## To be done
All of the data must be printed exactly; please include every line.
━━━━━ Data records
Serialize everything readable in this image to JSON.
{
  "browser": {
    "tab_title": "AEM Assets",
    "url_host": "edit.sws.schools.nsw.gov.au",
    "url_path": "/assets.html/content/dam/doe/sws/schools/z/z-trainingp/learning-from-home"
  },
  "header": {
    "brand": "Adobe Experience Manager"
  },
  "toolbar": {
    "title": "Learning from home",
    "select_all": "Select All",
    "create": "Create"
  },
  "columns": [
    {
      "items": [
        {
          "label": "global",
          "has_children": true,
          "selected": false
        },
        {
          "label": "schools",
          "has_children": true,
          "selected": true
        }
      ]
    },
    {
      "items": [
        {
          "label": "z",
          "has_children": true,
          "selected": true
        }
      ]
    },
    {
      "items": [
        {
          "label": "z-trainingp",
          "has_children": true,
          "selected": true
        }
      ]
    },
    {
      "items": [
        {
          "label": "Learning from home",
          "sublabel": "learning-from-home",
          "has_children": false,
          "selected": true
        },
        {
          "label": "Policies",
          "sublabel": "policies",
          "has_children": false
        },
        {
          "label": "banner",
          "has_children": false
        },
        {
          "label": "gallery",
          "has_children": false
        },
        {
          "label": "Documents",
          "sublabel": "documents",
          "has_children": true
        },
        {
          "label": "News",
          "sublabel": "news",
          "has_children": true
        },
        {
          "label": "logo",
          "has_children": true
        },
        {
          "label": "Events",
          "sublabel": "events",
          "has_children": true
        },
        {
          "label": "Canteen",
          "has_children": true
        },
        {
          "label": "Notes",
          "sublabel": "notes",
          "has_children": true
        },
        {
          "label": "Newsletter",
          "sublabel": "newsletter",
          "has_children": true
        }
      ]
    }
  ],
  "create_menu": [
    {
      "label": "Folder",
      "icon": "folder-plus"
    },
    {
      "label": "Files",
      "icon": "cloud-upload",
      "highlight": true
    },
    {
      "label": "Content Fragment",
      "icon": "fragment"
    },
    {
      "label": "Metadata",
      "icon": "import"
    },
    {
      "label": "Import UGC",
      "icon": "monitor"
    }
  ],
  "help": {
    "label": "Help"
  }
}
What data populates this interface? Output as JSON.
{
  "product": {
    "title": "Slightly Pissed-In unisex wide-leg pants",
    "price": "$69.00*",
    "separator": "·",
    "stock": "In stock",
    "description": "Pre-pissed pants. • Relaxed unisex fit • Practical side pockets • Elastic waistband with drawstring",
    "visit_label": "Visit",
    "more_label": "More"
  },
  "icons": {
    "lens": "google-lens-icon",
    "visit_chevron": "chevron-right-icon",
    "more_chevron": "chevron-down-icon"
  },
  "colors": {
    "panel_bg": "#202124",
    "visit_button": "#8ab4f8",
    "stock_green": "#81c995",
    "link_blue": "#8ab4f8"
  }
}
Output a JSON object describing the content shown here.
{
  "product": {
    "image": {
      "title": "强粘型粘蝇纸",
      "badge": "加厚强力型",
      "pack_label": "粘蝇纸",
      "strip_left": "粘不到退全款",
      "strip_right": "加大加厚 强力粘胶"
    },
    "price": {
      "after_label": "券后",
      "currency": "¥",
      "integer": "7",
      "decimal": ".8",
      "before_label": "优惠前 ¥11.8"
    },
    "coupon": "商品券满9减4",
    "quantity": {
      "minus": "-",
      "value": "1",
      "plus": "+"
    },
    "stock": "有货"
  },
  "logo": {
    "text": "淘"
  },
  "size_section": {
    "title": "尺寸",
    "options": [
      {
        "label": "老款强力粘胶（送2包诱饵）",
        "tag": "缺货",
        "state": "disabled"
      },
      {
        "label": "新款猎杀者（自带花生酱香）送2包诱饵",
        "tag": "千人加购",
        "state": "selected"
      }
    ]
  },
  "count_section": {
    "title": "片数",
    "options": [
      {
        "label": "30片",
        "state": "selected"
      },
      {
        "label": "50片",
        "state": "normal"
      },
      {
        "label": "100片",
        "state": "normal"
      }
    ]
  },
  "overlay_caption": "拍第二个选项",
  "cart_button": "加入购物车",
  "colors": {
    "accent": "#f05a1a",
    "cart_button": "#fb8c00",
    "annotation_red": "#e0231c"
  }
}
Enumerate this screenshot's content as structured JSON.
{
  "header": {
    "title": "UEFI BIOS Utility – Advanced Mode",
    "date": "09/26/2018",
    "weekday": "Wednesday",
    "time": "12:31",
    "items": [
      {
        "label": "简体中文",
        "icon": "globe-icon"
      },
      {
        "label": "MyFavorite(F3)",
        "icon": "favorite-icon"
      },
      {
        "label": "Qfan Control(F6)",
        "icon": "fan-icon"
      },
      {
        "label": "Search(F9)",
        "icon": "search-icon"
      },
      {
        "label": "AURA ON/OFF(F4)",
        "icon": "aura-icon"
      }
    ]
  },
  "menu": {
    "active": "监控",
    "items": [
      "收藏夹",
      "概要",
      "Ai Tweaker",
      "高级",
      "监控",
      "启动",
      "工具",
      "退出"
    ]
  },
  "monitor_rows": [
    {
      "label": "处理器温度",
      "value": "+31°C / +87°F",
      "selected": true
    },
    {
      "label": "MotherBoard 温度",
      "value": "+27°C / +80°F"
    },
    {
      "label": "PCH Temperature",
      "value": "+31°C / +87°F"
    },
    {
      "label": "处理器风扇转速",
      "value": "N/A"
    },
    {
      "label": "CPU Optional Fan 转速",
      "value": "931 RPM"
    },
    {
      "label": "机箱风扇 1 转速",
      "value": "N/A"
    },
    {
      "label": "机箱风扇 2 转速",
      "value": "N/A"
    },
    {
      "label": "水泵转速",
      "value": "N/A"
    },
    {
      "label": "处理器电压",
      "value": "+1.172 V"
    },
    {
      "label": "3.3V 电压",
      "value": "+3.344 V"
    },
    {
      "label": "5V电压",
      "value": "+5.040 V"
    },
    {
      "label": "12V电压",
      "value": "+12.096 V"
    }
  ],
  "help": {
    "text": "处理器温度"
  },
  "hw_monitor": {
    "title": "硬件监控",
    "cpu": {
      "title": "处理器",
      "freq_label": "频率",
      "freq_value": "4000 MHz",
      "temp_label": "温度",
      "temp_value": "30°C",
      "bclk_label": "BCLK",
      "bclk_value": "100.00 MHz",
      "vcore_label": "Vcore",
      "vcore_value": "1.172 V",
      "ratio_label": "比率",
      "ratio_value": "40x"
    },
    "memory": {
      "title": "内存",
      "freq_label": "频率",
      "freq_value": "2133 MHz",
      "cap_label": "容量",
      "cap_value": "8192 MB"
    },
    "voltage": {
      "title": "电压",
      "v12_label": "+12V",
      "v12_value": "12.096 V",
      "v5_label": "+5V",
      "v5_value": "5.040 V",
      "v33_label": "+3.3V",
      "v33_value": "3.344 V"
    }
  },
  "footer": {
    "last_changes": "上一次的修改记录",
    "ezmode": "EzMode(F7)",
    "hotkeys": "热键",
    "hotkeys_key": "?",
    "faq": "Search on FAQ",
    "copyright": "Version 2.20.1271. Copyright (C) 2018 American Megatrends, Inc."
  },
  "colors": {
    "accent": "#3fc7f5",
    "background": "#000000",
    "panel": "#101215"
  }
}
━━━━━━━━━━
## Output of the exercise
Serialize everything readable in this image to JSON.
{
  "browser": {
    "tab_title": "AEM Assets",
    "url_host": "edit.sws.schools.nsw.gov.au",
    "url_path": "/assets.html/content/dam/doe/sws/schools/z/z-trainingp/learning-from-home"
  },
  "header": {
    "brand": "Adobe Experience Manager"
  },
  "toolbar": {
    "title": "Learning from home",
    "select_all": "Select All",
    "create": "Create"
  },
  "columns": [
    {
      "items": [
        {
          "label": "global",
          "has_children": true,
          "selected": false
        },
        {
          "label": "schools",
          "has_children": true,
          "selected": true
        }
      ]
    },
    {
      "items": [
        {
          "label": "z",
          "has_children": true,
          "selected": true
        }
      ]
    },
    {
      "items": [
        {
          "label": "z-trainingp",
          "has_children": true,
          "selected": true
        }
      ]
    },
    {
      "items": [
        {
          "label": "Learning from home",
          "sublabel": "learning-from-home",
          "has_children": false,
          "selected": true
        },
        {
          "label": "Policies",
          "sublabel": "policies",
          "has_children": false
        },
        {
          "label": "banner",
          "has_children": false
        },
        {
          "label": "gallery",
          "has_children": false
        },
        {
          "label": "Documents",
          "sublabel": "documents",
          "has_children": true
        },
        {
          "label": "News",
          "sublabel": "news",
          "has_children": true
        },
        {
          "label": "logo",
          "has_children": true
        },
        {
          "label": "Events",
          "sublabel": "events",
          "has_children": true
        },
        {
          "label": "Canteen",
          "has_children": true
        },
        {
          "label": "Notes",
          "sublabel": "notes",
          "has_children": true
        },
        {
          "label": "Newsletter",
          "sublabel": "newsletter",
          "has_children": true
        }
      ]
    }
  ],
  "create_menu": [
    {
      "label": "Folder",
      "icon": "folder-plus"
    },
    {
      "label": "Files",
      "icon": "cloud-upload",
      "highlight": true
    },
    {
      "label": "Content Fragment",
      "icon": "fragment"
    },
    {
      "label": "Metadata",
      "icon": "import"
    },
    {
      "label": "Import UGC",
      "icon": "monitor"
    }
  ],
  "help": {
    "label": "Help"
  }
}
What data populates this interface? Output as JSON.
{
  "product": {
    "title": "Slightly Pissed-In unisex wide-leg pants",
    "price": "$69.00*",
    "separator": "·",
    "stock": "In stock",
    "description": "Pre-pissed pants. • Relaxed unisex fit • Practical side pockets • Elastic waistband with drawstring",
    "visit_label": "Visit",
    "more_label": "More"
  },
  "icons": {
    "lens": "google-lens-icon",
    "visit_chevron": "chevron-right-icon",
    "more_chevron": "chevron-down-icon"
  },
  "colors": {
    "panel_bg": "#202124",
    "visit_button": "#8ab4f8",
    "stock_green": "#81c995",
    "link_blue": "#8ab4f8"
  }
}
Output a JSON object describing the content shown here.
{
  "product": {
    "image": {
      "title": "强粘型粘蝇纸",
      "badge": "加厚强力型",
      "pack_label": "粘蝇纸",
      "strip_left": "粘不到退全款",
      "strip_right": "加大加厚 强力粘胶"
    },
    "price": {
      "after_label": "券后",
      "currency": "¥",
      "integer": "7",
      "decimal": ".8",
      "before_label": "优惠前 ¥11.8"
    },
    "coupon": "商品券满9减4",
    "quantity": {
      "minus": "-",
      "value": "1",
      "plus": "+"
    },
    "stock": "有货"
  },
  "logo": {
    "text": "淘"
  },
  "size_section": {
    "title": "尺寸",
    "options": [
      {
        "label": "老款强力粘胶（送2包诱饵）",
        "tag": "缺货",
        "state": "disabled"
      },
      {
        "label": "新款猎杀者（自带花生酱香）送2包诱饵",
        "tag": "千人加购",
        "state": "selected"
      }
    ]
  },
  "count_section": {
    "title": "片数",
    "options": [
      {
        "label": "30片",
        "state": "selected"
      },
      {
        "label": "50片",
        "state": "normal"
      },
      {
        "label": "100片",
        "state": "normal"
      }
    ]
  },
  "overlay_caption": "拍第二个选项",
  "cart_button": "加入购物车",
  "colors": {
    "accent": "#f05a1a",
    "cart_button": "#fb8c00",
    "annotation_red": "#e0231c"
  }
}
Enumerate this screenshot's content as structured JSON.
{
  "header": {
    "title": "UEFI BIOS Utility – Advanced Mode",
    "date": "09/26/2018",
    "weekday": "Wednesday",
    "time": "12:31",
    "items": [
      {
        "label": "简体中文",
        "icon": "globe-icon"
      },
      {
        "label": "MyFavorite(F3)",
        "icon": "favorite-icon"
      },
      {
        "label": "Qfan Control(F6)",
        "icon": "fan-icon"
      },
      {
        "label": "Search(F9)",
        "icon": "search-icon"
      },
      {
        "label": "AURA ON/OFF(F4)",
        "icon": "aura-icon"
      }
    ]
  },
  "menu": {
    "active": "监控",
    "items": [
      "收藏夹",
      "概要",
      "Ai Tweaker",
      "高级",
      "监控",
      "启动",
      "工具",
      "退出"
    ]
  },
  "monitor_rows": [
    {
      "label": "处理器温度",
      "value": "+31°C / +87°F",
      "selected": true
    },
    {
      "label": "MotherBoard 温度",
      "value": "+27°C / +80°F"
    },
    {
      "label": "PCH Temperature",
      "value": "+31°C / +87°F"
    },
    {
      "label": "处理器风扇转速",
      "value": "N/A"
    },
    {
      "label": "CPU Optional Fan 转速",
      "value": "931 RPM"
    },
    {
      "label": "机箱风扇 1 转速",
      "value": "N/A"
    },
    {
      "label": "机箱风扇 2 转速",
      "value": "N/A"
    },
    {
      "label": "水泵转速",
      "value": "N/A"
    },
    {
      "label": "处理器电压",
      "value": "+1.172 V"
    },
    {
      "label": "3.3V 电压",
      "value": "+3.344 V"
    },
    {
      "label": "5V电压",
      "value": "+5.040 V"
    },
    {
      "label": "12V电压",
      "value": "+12.096 V"
    }
  ],
  "help": {
    "text": "处理器温度"
  },
  "hw_monitor": {
    "title": "硬件监控",
    "cpu": {
      "title": "处理器",
      "freq_label": "频率",
      "freq_value": "4000 MHz",
      "temp_label": "温度",
      "temp_value": "30°C",
      "bclk_label": "BCLK",
      "bclk_value": "100.00 MHz",
      "vcore_label": "Vcore",
      "vcore_value": "1.172 V",
      "ratio_label": "比率",
      "ratio_value": "40x"
    },
    "memory": {
      "title": "内存",
      "freq_label": "频率",
      "freq_value": "2133 MHz",
      "cap_label": "容量",
      "cap_value": "8192 MB"
    },
    "voltage": {
      "title": "电压",
      "v12_label": "+12V",
      "v12_value": "12.096 V",
      "v5_label": "+5V",
      "v5_value": "5.040 V",
      "v33_label": "+3.3V",
      "v33_value": "3.344 V"
    }
  },
  "footer": {
    "last_changes": "上一次的修改记录",
    "ezmode": "EzMode(F7)",
    "hotkeys": "热键",
    "hotkeys_key": "?",
    "faq": "Search on FAQ",
    "copyright": "Version 2.20.1271. Copyright (C) 2018 American Megatrends, Inc."
  },
  "colors": {
    "accent": "#3fc7f5",
    "background": "#000000",
    "panel": "#101215"
  }
}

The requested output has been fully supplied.